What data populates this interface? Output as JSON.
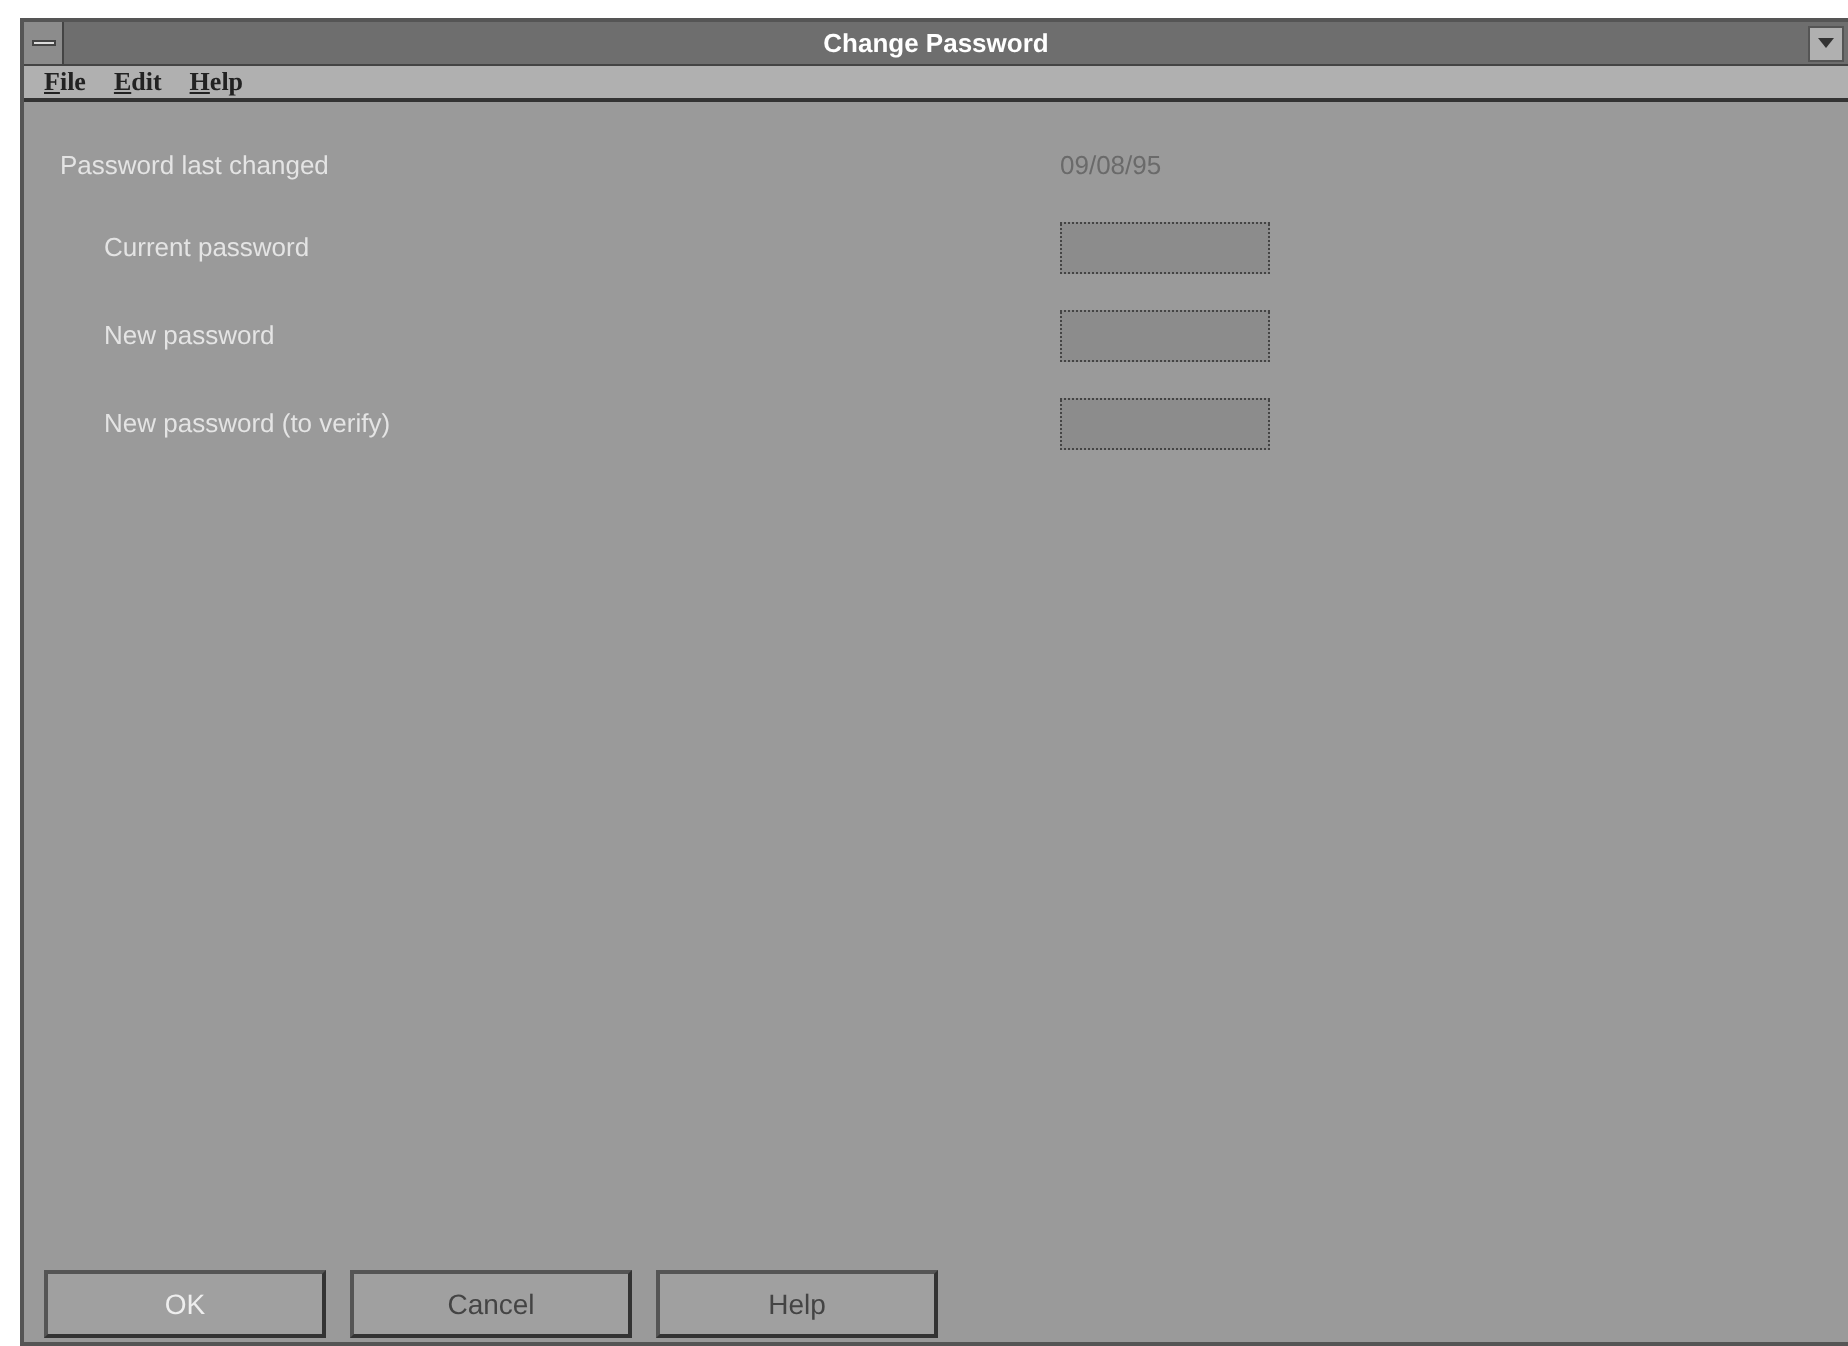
{
  "window": {
    "title": "Change Password"
  },
  "menu": [
    {
      "label": "File"
    },
    {
      "label": "Edit"
    },
    {
      "label": "Help"
    }
  ],
  "last_changed": {
    "label": "Password last changed",
    "value": "09/08/95"
  },
  "fields": [
    {
      "label": "Current password"
    },
    {
      "label": "New password"
    },
    {
      "label": "New password (to verify)"
    }
  ],
  "buttons": [
    {
      "label": "OK",
      "disabled": true
    },
    {
      "label": "Cancel",
      "disabled": false
    },
    {
      "label": "Help",
      "disabled": false
    }
  ]
}
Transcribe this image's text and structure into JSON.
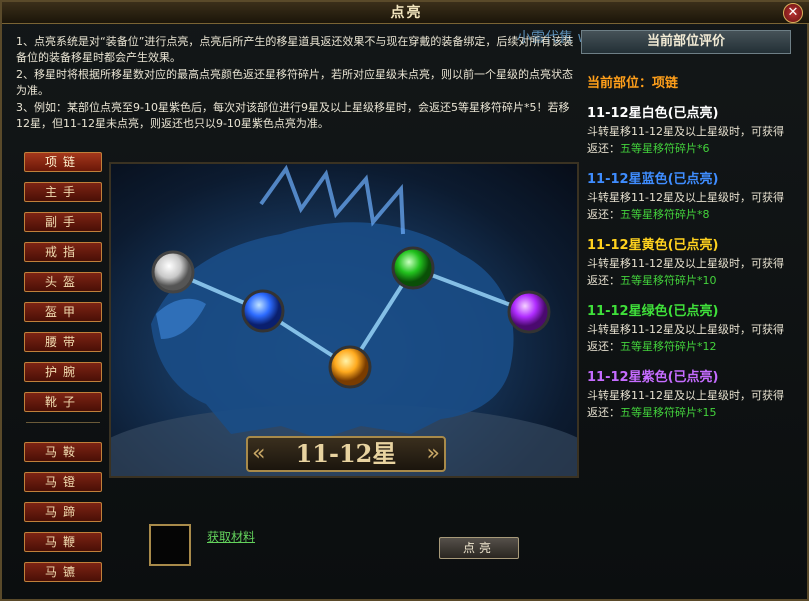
{
  "window": {
    "title": "点亮",
    "close_label": "✕"
  },
  "watermark": "小雷代售 www.xx.....com",
  "intro": [
    "1、点亮系统是对“装备位”进行点亮，点亮后所产生的移星道具返还效果不与现在穿戴的装备绑定，后续对所有该装备位的装备移星时都会产生效果。",
    "2、移星时将根据所移星数对应的最高点亮颜色返还星移符碎片，若所对应星级未点亮，则以前一个星级的点亮状态为准。",
    "3、例如：某部位点亮至9-10星紫色后，每次对该部位进行9星及以上星级移星时，会返还5等星移符碎片*5！若移12星，但11-12星未点亮，则返还也只以9-10星紫色点亮为准。"
  ],
  "sidebar": {
    "items": [
      {
        "label": "项链"
      },
      {
        "label": "主手"
      },
      {
        "label": "副手"
      },
      {
        "label": "戒指"
      },
      {
        "label": "头盔"
      },
      {
        "label": "盔甲"
      },
      {
        "label": "腰带"
      },
      {
        "label": "护腕"
      },
      {
        "label": "靴子"
      },
      {
        "label": "马鞍"
      },
      {
        "label": "马镫"
      },
      {
        "label": "马蹄"
      },
      {
        "label": "马鞭"
      },
      {
        "label": "马镳"
      }
    ]
  },
  "scene": {
    "star_range": "11-12星",
    "orbs": [
      "white",
      "blue",
      "orange",
      "green",
      "purple"
    ]
  },
  "bottom": {
    "get_materials": "获取材料",
    "light_button": "点亮"
  },
  "panel": {
    "header": "当前部位评价",
    "current_part": "当前部位：项链",
    "tiers": [
      {
        "title": "11-12星白色(已点亮)",
        "color": "#ffffff",
        "desc": "斗转星移11-12星及以上星级时，可获得返还：",
        "reward": "五等星移符碎片*6"
      },
      {
        "title": "11-12星蓝色(已点亮)",
        "color": "#3f8dff",
        "desc": "斗转星移11-12星及以上星级时，可获得返还：",
        "reward": "五等星移符碎片*8"
      },
      {
        "title": "11-12星黄色(已点亮)",
        "color": "#ffd21e",
        "desc": "斗转星移11-12星及以上星级时，可获得返还：",
        "reward": "五等星移符碎片*10"
      },
      {
        "title": "11-12星绿色(已点亮)",
        "color": "#3fe03a",
        "desc": "斗转星移11-12星及以上星级时，可获得返还：",
        "reward": "五等星移符碎片*12"
      },
      {
        "title": "11-12星紫色(已点亮)",
        "color": "#c56cff",
        "desc": "斗转星移11-12星及以上星级时，可获得返还：",
        "reward": "五等星移符碎片*15"
      }
    ]
  }
}
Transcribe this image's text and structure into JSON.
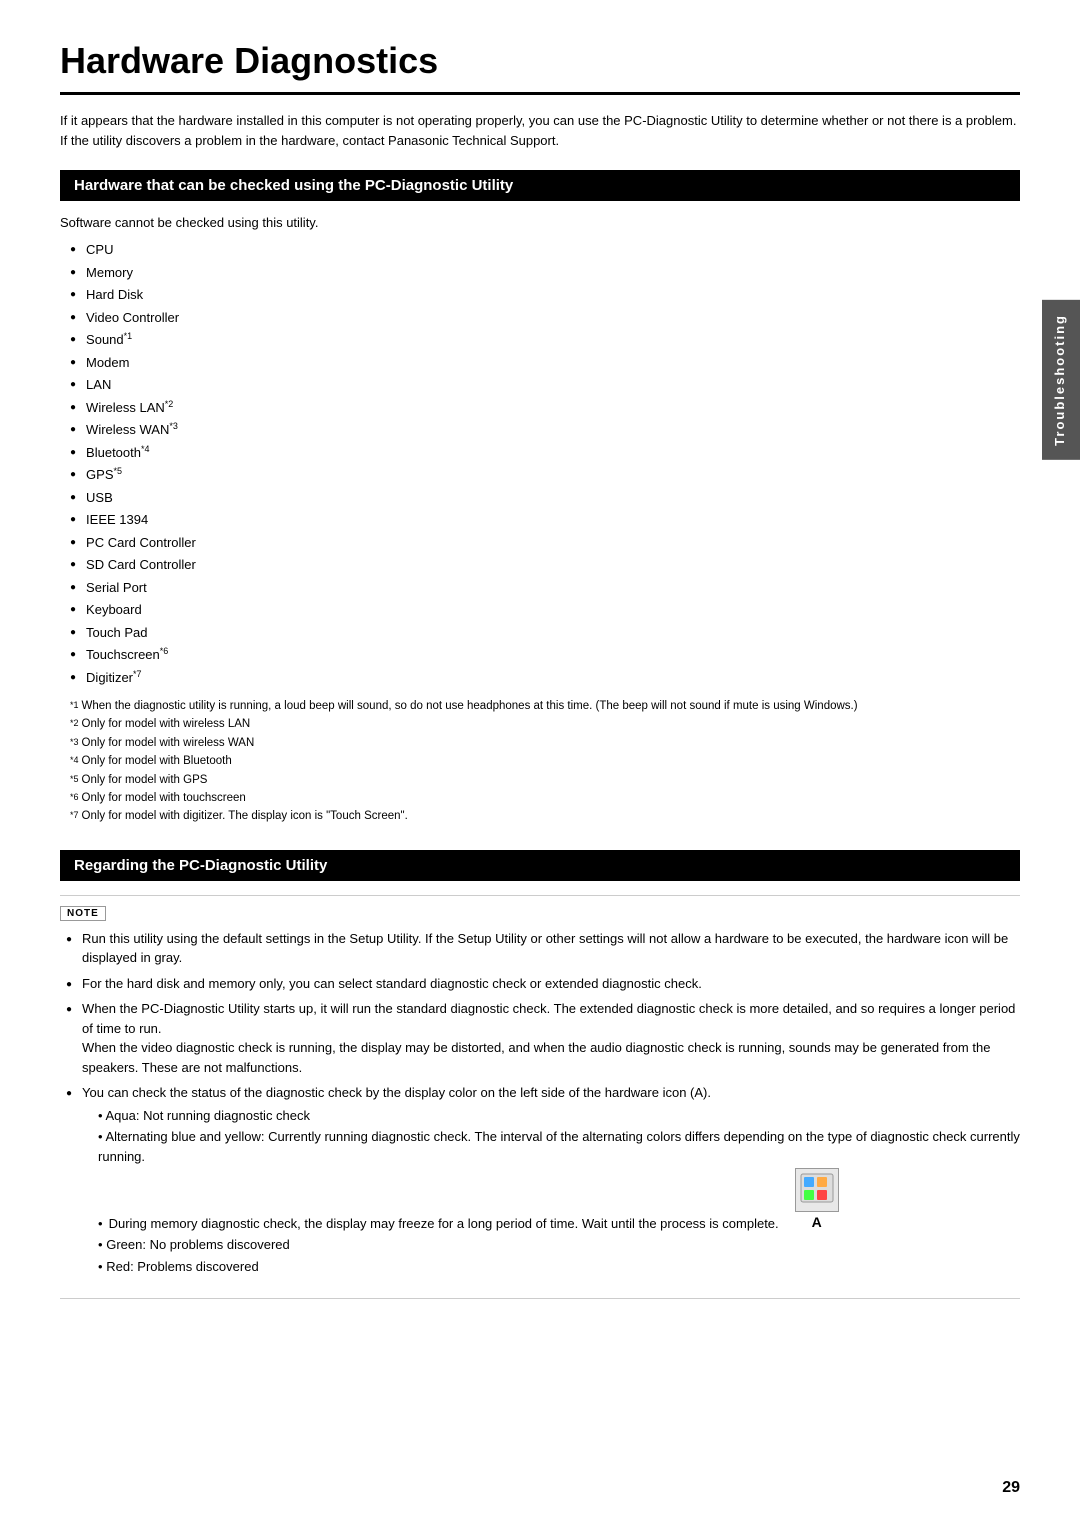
{
  "page": {
    "title": "Hardware Diagnostics",
    "page_number": "29",
    "sidebar_label": "Troubleshooting"
  },
  "intro": {
    "line1": "If it appears that the hardware installed in this computer is not operating properly, you can use the PC-Diagnostic Utility to determine whether or not there is a problem.",
    "line2": "If the utility discovers a problem in the hardware, contact Panasonic Technical Support."
  },
  "section1": {
    "header": "Hardware that can be checked using the PC-Diagnostic Utility",
    "software_note": "Software cannot be checked using this utility.",
    "items": [
      {
        "label": "CPU",
        "superscript": ""
      },
      {
        "label": "Memory",
        "superscript": ""
      },
      {
        "label": "Hard Disk",
        "superscript": ""
      },
      {
        "label": "Video Controller",
        "superscript": ""
      },
      {
        "label": "Sound",
        "superscript": "*1"
      },
      {
        "label": "Modem",
        "superscript": ""
      },
      {
        "label": "LAN",
        "superscript": ""
      },
      {
        "label": "Wireless LAN",
        "superscript": "*2"
      },
      {
        "label": "Wireless WAN",
        "superscript": "*3"
      },
      {
        "label": "Bluetooth",
        "superscript": "*4"
      },
      {
        "label": "GPS",
        "superscript": "*5"
      },
      {
        "label": "USB",
        "superscript": ""
      },
      {
        "label": "IEEE 1394",
        "superscript": ""
      },
      {
        "label": "PC Card Controller",
        "superscript": ""
      },
      {
        "label": "SD Card Controller",
        "superscript": ""
      },
      {
        "label": "Serial Port",
        "superscript": ""
      },
      {
        "label": "Keyboard",
        "superscript": ""
      },
      {
        "label": "Touch Pad",
        "superscript": ""
      },
      {
        "label": "Touchscreen",
        "superscript": "*6"
      },
      {
        "label": "Digitizer",
        "superscript": "*7"
      }
    ],
    "footnotes": [
      {
        "num": "*1",
        "text": "When the diagnostic utility is running, a loud beep will sound, so do not use headphones at this time. (The beep will not sound if mute is using Windows.)"
      },
      {
        "num": "*2",
        "text": "Only for model with wireless LAN"
      },
      {
        "num": "*3",
        "text": "Only for model with wireless WAN"
      },
      {
        "num": "*4",
        "text": "Only for model with Bluetooth"
      },
      {
        "num": "*5",
        "text": "Only for model with GPS"
      },
      {
        "num": "*6",
        "text": "Only for model with touchscreen"
      },
      {
        "num": "*7",
        "text": "Only for model with digitizer. The display icon is \"Touch Screen\"."
      }
    ]
  },
  "section2": {
    "header": "Regarding the PC-Diagnostic Utility",
    "note_label": "NOTE",
    "note_items": [
      {
        "text": "Run this utility using the default settings in the Setup Utility. If the Setup Utility or other settings will not allow a hardware to be executed, the hardware icon will be displayed in gray."
      },
      {
        "text": "For the hard disk and memory only, you can select standard diagnostic check or extended diagnostic check."
      },
      {
        "text": "When the PC-Diagnostic Utility starts up, it will run the standard diagnostic check. The extended diagnostic check is more detailed, and so requires a longer period of time to run.",
        "extra": "When the video diagnostic check is running, the display may be distorted, and when the audio diagnostic check is running, sounds may be generated from the speakers. These are not malfunctions."
      },
      {
        "text": "You can check the status of the diagnostic check by the display color on the left side of the hardware icon (A).",
        "subitems": [
          "Aqua: Not running diagnostic check",
          "Alternating blue and yellow: Currently running diagnostic check. The interval of the alternating colors differs depending on the type of diagnostic check currently running.",
          "During memory diagnostic check, the display may freeze for a long period of time. Wait until the process is complete.",
          "Green: No problems discovered",
          "Red: Problems discovered"
        ]
      }
    ]
  }
}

------------------------------------------------------------------------

* [WHAT IS EXPECTED]:
In the listing, how many lines hold "checked"? Answer with a bare number.

* [RESULT]:
2